● **TEXT SEGMENT**
▬▬▬▬▬▬

The technical regulations have tried to counter this by demanding that the CAN bus protocols (the communication channels by which the sensors communicate with the ECU) be homologated. This does not mean that the functionality of the inertial platform will be limited – any extra strategies a manufacturer programs into the IP will remain in place – but it does mean that the messages the IP sends to the ECU will be known, and Dorna can ensure that the CAN bus is not used to bypass the ECU altogether. The spec ECU will still be in overall control.

Wings and valves – the Suzuki exception?

The sudden proliferation of winglets on both the Ducati and the Yamaha have forced a minor change to the aerodynamic rules. While there is no intention to start regulating aerodynamics too closely – that way madness lies, as F1 has found to its considerable cost – there are some safety concerns with the winglets. The rules already say that winglets may not protrude beyond the widest part of the fairing, and the fairing may have a maximum width of 600mm. A new clause has been added to ensure that the edges of the winglets may not be too sharp. Each edge may have a minimum radius of 2.5mm, meaning the edges must be rounded, rather than pointed.

Though the rules have been updated, there are still plenty of loopholes. Suzuki appear to have found one of them: at the introduction of Suzuki's GSX-R1000, due to hit the streets in the middle of 2016, Suzuki engineers told the media that the new Gixxer included "technologies developed in MotoGP, such as VVT". VVT, or variable valve timing is banned in MotoGP, however. Or rather, variable valve timing which is controlled by electronic or hydraulic means is banned.

Suzuki have found a way of implementing mechanical VVT, however, using centrifugal force acting on steel balls running in guide grooves to rotate two plates slightly. One plate is connected to the timing gear, the second is connected to the intake camshaft. By rotating the camshaft, the timing of the intake valves can be altered, reducing valve overlap at low revs, increasing it at higher revs. This allows the engine to make more power at the top end, using exhaust tuning to suck more mixture into the cylinder, while boosting midrange, by reducing overlap. The elegance of the system is that it is also continuously variable, as centrifugal forces overcome the force of springs incrementally as engine speed increases.

For a fuller explanation of how Suzuki's system works, see the story on the Motorcycle News website. For a detailed explanation of the benefits of variable valve timing, and why overlap is needed at high revs and not at low revs, see Kevin Cameron's excellent explanation on Ducati's DVT system on the Cycle World website.

Will the Grand Prix Commission act to plug this loophole? It seems unlikely. The idea behind it is stunningly elegant in its simplicity (so simple, indeed, that I once devised a similar system for varying the opening duration of a two-stroke disc intake valve as an idle youth), and yet powerful in its potential. Unlike electronically or hydraulically controlled systems, there is much less potential to throw vast amounts of money at developing such simple mechanical system. Suzuki's advantage is likely to be short lived, however. The other manufacturers are almost certainly looking at ways of getting around Suzuki's patents at this very moment.

▬▬▬▬▬▬

● **DIRECTIVE 1**
Quote the passage on MotoGP technical rules from "Though the rules" up to and including "means is banned.".

▬▬▬▬▬▬

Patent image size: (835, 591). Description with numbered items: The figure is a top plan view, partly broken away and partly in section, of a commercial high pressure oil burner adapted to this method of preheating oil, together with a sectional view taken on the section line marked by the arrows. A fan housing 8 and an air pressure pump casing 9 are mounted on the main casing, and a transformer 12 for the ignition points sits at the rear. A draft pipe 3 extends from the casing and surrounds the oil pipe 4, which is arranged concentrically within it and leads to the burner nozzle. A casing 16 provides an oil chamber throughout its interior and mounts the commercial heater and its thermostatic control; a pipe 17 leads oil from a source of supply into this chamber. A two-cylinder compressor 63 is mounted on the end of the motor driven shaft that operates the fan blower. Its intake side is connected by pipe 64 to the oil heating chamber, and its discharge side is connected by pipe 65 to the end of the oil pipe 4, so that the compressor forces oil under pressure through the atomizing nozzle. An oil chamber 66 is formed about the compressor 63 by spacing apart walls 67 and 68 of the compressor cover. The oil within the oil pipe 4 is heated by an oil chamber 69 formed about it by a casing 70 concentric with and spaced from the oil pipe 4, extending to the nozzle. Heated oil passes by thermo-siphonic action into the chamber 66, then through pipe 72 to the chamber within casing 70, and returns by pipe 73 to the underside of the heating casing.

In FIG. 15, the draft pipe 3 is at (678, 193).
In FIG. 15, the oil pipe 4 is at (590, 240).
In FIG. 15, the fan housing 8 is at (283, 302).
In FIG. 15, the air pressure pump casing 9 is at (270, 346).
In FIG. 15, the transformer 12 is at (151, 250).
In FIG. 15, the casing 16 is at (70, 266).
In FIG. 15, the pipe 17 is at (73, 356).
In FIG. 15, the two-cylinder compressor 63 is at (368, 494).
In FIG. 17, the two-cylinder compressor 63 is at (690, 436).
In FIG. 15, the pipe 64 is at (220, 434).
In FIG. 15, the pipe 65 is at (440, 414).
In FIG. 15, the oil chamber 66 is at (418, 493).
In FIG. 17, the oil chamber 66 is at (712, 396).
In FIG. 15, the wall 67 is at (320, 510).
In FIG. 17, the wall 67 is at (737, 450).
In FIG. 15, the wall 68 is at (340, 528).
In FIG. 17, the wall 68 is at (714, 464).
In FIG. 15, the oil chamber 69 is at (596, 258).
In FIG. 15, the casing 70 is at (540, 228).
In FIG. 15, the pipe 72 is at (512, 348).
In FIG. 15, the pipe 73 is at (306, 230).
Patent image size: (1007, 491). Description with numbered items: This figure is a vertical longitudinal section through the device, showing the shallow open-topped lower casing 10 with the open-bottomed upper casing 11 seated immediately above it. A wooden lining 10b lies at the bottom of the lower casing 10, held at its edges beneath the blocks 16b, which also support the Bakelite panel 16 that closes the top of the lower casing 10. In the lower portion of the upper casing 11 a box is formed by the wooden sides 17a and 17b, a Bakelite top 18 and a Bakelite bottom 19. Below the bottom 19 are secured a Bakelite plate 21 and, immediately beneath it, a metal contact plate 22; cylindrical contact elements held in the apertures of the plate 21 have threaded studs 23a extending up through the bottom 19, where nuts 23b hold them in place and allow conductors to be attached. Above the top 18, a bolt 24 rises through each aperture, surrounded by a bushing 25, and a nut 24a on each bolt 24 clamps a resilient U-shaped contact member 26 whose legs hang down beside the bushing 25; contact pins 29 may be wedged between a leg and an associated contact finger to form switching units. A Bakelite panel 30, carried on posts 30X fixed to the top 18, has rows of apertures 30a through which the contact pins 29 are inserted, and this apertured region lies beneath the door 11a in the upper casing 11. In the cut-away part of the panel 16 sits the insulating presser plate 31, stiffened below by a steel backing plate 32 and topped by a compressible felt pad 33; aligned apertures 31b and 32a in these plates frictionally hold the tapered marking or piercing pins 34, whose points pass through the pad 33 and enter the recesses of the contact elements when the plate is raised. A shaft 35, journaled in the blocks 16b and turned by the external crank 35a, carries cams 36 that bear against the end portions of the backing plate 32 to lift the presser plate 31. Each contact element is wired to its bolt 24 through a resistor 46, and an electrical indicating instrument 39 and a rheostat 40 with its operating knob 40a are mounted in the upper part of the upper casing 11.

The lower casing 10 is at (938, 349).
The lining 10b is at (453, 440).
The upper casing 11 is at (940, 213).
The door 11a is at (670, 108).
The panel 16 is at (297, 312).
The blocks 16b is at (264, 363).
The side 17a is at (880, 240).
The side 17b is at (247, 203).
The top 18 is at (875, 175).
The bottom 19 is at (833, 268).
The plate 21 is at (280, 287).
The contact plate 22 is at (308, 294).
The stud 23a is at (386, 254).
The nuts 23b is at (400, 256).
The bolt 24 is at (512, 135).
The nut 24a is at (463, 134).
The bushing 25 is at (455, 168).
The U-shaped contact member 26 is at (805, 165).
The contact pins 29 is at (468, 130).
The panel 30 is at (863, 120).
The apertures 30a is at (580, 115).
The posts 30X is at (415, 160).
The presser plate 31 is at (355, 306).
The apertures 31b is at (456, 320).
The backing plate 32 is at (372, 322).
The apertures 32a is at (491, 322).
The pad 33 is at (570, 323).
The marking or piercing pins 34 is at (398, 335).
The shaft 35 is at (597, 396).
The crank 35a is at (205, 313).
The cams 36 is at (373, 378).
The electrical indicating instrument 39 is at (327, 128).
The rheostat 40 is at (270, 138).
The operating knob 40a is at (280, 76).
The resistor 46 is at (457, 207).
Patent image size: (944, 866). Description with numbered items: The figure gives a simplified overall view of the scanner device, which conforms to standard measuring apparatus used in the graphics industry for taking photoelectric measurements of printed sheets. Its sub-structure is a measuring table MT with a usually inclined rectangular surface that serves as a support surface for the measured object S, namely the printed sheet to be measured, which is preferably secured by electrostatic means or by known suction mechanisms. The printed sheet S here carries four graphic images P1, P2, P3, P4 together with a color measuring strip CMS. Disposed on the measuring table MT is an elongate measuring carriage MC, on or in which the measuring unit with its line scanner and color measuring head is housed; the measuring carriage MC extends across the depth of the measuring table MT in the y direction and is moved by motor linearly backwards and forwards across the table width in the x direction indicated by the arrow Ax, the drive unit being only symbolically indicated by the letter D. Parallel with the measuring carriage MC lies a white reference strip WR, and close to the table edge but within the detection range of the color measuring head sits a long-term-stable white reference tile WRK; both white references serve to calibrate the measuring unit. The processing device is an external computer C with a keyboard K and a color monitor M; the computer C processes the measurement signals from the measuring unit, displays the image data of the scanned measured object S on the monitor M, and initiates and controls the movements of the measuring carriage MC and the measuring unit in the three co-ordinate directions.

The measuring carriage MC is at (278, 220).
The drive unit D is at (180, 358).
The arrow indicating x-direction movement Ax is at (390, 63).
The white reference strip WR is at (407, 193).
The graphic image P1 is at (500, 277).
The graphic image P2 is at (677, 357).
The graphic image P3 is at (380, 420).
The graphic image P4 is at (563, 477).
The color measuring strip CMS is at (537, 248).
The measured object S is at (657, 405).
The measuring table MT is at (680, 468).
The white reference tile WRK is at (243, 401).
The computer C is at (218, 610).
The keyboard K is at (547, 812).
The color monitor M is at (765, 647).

▬▬▬▬▬▬

● **DIRECTIVE 2**
Lay out the entries from the line with "Patent image size: (944, 866)." up to and including the line with "The measuring table MT is at (680, 468)." as a Markdown table with the columns Number and Entry line, numbering each row and leaving out blank lines.

● **REPLY 1**
Though the rules have been updated, there are still plenty of loopholes. Suzuki appear to have found one of them: at the introduction of Suzuki's GSX-R1000, due to hit the streets in the middle of 2016, Suzuki engineers told the media that the new Gixxer included "technologies developed in MotoGP, such as VVT". VVT, or variable valve timing is banned in MotoGP, however. Or rather, variable valve timing which is controlled by electronic or hydraulic means is banned.

● **REPLY 2**
| Number | Entry line |
|---|---|
| 1 | Patent image size: (944, 866). Description with numbered items: The figure gives a simplified overall view of the scanner device, which conforms to standard measuring apparatus used in the graphics industry for taking photoelectric measurements of printed sheets. Its sub-structure is a measuring table MT with a usually inclined rectangular surface that serves as a support surface for the measured object S, namely the printed sheet to be measured, which is preferably secured by electrostatic means or by known suction mechanisms. The printed sheet S here carries four graphic images P1, P2, P3, P4 together with a color measuring strip CMS. Disposed on the measuring table MT is an elongate measuring carriage MC, on or in which the measuring unit with its line scanner and color measuring head is housed; the measuring carriage MC extends across the depth of the measuring table MT in the y direction and is moved by motor linearly backwards and forwards across the table width in the x direction indicated by the arrow Ax, the drive unit being only symbolically indicated by the letter D. Parallel with the measuring carriage MC lies a white reference strip WR, and close to the table edge but within the detection range of the color measuring head sits a long-term-stable white reference tile WRK; both white references serve to calibrate the measuring unit. The processing device is an external computer C with a keyboard K and a color monitor M; the computer C processes the measurement signals from the measuring unit, displays the image data of the scanned measured object S on the monitor M, and initiates and controls the movements of the measuring carriage MC and the measuring unit in the three co-ordinate directions. |
| 2 | The measuring carriage MC is at (278, 220). |
| 3 | The drive unit D is at (180, 358). |
| 4 | The arrow indicating x-direction movement Ax is at (390, 63). |
| 5 | The white reference strip WR is at (407, 193). |
| 6 | The graphic image P1 is at (500, 277). |
| 7 | The graphic image P2 is at (677, 357). |
| 8 | The graphic image P3 is at (380, 420). |
| 9 | The graphic image P4 is at (563, 477). |
| 10 | The color measuring strip CMS is at (537, 248). |
| 11 | The measured object S is at (657, 405). |
| 12 | The measuring table MT is at (680, 468). |